What you have to do – Check each line of the records below and collect those that include the word "avatar".

━━ Provided data

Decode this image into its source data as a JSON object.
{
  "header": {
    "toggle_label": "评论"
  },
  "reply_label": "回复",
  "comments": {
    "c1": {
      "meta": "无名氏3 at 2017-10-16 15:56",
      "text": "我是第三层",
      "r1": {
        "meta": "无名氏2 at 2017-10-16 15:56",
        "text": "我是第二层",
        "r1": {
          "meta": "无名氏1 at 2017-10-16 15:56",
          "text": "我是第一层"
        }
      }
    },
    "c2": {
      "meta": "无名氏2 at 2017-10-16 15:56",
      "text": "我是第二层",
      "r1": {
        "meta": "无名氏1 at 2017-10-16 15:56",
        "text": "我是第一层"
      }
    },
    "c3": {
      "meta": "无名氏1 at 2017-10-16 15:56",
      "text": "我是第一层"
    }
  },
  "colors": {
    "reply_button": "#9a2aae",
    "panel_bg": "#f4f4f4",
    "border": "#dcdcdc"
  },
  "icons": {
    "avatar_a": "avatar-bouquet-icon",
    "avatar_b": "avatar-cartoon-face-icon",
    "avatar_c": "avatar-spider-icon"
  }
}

━━━━

Answer in full –
    "avatar_a": "avatar-bouquet-icon",
    "avatar_b": "avatar-cartoon-face-icon",
    "avatar_c": "avatar-spider-icon"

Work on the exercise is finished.